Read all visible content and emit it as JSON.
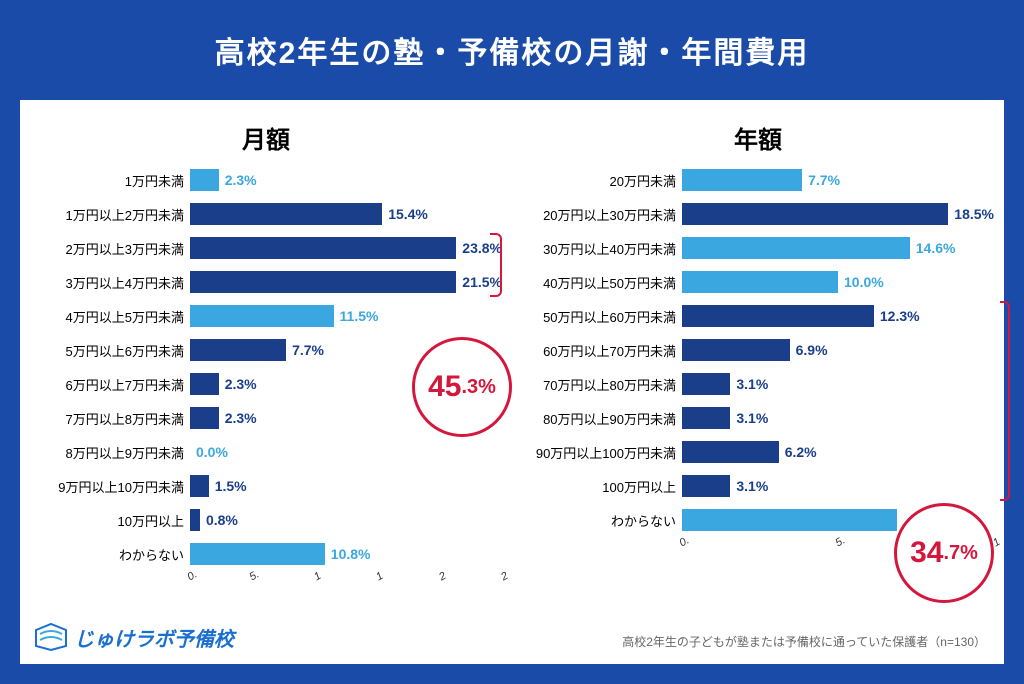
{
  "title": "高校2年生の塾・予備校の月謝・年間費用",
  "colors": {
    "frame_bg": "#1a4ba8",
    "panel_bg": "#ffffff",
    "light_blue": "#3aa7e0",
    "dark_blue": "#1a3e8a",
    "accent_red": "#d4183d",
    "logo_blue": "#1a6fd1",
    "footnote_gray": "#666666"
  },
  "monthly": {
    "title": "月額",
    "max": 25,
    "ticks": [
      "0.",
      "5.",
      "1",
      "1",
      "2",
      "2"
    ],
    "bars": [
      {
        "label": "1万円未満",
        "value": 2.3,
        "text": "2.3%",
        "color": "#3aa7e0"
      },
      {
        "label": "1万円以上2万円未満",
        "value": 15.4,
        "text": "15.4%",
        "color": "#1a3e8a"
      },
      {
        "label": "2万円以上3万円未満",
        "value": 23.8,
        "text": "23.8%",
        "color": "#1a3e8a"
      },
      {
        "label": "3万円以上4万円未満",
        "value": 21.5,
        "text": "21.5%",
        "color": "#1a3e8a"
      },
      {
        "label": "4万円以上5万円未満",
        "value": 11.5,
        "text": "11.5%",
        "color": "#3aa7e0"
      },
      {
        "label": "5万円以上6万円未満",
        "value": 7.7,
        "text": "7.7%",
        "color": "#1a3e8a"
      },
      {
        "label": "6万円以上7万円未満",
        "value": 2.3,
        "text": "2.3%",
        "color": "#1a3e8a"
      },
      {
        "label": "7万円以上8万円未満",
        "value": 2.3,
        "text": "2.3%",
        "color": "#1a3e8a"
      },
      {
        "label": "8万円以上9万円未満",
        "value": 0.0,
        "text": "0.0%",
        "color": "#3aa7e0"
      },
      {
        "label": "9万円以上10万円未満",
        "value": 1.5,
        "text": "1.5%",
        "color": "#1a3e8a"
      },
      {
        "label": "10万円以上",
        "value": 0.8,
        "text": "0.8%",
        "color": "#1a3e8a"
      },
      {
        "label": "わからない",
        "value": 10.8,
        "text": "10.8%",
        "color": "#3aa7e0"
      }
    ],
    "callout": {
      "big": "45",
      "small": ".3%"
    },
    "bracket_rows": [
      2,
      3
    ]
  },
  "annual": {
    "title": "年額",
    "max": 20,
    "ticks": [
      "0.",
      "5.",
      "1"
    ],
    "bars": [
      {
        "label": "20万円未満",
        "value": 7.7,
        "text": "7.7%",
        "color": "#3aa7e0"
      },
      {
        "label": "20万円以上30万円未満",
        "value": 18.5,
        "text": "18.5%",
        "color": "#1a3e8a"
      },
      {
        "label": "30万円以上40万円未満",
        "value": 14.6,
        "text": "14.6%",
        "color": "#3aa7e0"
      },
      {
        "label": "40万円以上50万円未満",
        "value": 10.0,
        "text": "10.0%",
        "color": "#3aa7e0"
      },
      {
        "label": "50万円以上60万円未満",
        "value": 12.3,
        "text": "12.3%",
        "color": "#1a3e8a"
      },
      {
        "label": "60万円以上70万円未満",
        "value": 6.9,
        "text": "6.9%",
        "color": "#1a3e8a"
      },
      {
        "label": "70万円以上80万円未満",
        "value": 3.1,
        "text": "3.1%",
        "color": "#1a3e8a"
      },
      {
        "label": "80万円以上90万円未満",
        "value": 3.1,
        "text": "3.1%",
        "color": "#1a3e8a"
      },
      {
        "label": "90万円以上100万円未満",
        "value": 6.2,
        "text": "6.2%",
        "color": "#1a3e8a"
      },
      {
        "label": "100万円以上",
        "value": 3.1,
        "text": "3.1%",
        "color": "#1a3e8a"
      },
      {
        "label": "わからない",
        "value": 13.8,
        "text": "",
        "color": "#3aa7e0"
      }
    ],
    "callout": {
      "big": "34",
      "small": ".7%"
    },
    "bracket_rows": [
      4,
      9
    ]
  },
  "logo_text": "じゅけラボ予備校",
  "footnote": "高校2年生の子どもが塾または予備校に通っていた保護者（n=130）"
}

========================================

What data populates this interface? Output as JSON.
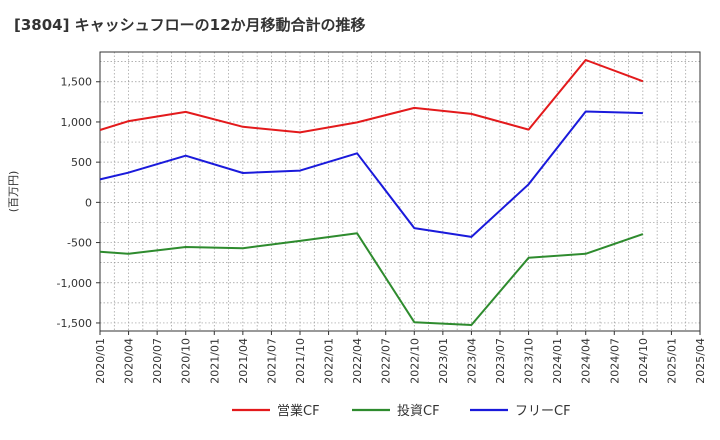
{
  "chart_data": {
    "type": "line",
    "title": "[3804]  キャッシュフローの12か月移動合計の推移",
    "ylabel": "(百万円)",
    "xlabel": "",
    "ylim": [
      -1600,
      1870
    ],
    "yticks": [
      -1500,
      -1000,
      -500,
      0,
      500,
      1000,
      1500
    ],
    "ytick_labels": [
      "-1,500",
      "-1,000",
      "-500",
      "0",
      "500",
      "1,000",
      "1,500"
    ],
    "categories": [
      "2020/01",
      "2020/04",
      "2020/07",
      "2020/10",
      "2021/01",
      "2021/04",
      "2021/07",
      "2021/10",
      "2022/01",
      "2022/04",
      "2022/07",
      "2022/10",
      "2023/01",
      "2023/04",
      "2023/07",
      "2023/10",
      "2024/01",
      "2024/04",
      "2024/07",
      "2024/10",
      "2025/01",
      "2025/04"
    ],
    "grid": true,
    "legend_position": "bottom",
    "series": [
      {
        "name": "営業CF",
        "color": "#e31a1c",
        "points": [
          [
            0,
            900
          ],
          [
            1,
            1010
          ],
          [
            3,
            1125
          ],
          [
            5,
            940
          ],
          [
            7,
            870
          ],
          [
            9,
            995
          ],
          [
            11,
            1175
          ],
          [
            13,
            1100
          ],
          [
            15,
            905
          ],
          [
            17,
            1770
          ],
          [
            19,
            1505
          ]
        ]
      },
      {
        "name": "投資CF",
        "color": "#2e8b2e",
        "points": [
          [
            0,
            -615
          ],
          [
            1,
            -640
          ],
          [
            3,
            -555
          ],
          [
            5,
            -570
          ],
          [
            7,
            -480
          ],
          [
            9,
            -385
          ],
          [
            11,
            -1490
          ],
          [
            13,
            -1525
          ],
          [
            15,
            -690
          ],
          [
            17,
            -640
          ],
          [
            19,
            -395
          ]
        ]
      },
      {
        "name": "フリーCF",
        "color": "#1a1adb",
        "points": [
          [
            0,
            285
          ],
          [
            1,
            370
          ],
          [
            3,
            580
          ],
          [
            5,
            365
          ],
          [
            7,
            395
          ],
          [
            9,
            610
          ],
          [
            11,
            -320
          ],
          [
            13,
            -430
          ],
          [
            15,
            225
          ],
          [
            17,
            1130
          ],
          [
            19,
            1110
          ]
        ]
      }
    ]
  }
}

========================================

What the exercise asks: Go through the records above, find every line with the word "title", and list those lines.

Response below:
  "title": "高校2年生の塾・予備校の月謝・年間費用",
    "title": "月額",
    "title": "年額",
    "title": "[3804]  キャッシュフローの12か月移動合計の推移",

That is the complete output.